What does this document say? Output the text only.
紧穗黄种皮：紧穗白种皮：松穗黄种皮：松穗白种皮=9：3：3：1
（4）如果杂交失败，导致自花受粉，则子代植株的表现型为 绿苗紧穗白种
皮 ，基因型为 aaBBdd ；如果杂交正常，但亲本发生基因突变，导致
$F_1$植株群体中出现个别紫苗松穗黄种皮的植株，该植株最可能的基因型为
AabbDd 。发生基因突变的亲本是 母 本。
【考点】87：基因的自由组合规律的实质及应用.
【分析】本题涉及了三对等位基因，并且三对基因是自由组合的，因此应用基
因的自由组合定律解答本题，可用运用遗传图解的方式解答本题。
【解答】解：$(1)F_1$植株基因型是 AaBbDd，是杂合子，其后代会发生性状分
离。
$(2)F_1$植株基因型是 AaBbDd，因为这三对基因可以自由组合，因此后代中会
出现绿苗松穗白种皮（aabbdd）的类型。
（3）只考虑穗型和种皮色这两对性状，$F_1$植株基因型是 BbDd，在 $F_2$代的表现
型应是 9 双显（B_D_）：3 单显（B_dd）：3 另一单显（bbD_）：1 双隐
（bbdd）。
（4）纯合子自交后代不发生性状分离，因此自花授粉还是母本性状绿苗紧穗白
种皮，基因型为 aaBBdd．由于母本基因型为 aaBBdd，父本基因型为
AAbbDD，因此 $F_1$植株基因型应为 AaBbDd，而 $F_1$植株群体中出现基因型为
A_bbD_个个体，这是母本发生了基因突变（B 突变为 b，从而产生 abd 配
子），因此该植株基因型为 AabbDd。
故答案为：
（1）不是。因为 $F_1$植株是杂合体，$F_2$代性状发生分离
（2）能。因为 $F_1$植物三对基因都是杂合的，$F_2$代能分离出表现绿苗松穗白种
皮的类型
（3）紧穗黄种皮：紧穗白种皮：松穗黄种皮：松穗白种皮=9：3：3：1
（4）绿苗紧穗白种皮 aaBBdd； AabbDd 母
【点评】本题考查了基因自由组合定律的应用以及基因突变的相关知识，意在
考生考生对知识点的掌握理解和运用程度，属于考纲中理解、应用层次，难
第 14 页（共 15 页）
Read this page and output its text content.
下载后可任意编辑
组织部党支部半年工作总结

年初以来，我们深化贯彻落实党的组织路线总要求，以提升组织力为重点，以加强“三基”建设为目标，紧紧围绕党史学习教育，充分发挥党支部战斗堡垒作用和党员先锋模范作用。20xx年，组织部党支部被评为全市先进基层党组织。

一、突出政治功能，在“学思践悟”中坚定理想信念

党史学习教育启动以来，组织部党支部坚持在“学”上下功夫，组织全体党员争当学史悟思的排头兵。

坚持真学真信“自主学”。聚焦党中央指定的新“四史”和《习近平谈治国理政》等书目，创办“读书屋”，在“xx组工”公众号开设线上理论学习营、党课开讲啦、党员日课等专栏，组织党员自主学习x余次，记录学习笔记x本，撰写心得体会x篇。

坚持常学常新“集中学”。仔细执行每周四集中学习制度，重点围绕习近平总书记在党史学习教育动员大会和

=-=-=

## STATED GOAL
Give the lines exactly as they stand, from the line with "Read this page and output its text content." through the end of the material.

## RESULT FOR THIS EXERCISE
Read this page and output its text content.
下载后可任意编辑
组织部党支部半年工作总结

年初以来，我们深化贯彻落实党的组织路线总要求，以提升组织力为重点，以加强“三基”建设为目标，紧紧围绕党史学习教育，充分发挥党支部战斗堡垒作用和党员先锋模范作用。20xx年，组织部党支部被评为全市先进基层党组织。

一、突出政治功能，在“学思践悟”中坚定理想信念

党史学习教育启动以来，组织部党支部坚持在“学”上下功夫，组织全体党员争当学史悟思的排头兵。

坚持真学真信“自主学”。聚焦党中央指定的新“四史”和《习近平谈治国理政》等书目，创办“读书屋”，在“xx组工”公众号开设线上理论学习营、党课开讲啦、党员日课等专栏，组织党员自主学习x余次，记录学习笔记x本，撰写心得体会x篇。

坚持常学常新“集中学”。仔细执行每周四集中学习制度，重点围绕习近平总书记在党史学习教育动员大会和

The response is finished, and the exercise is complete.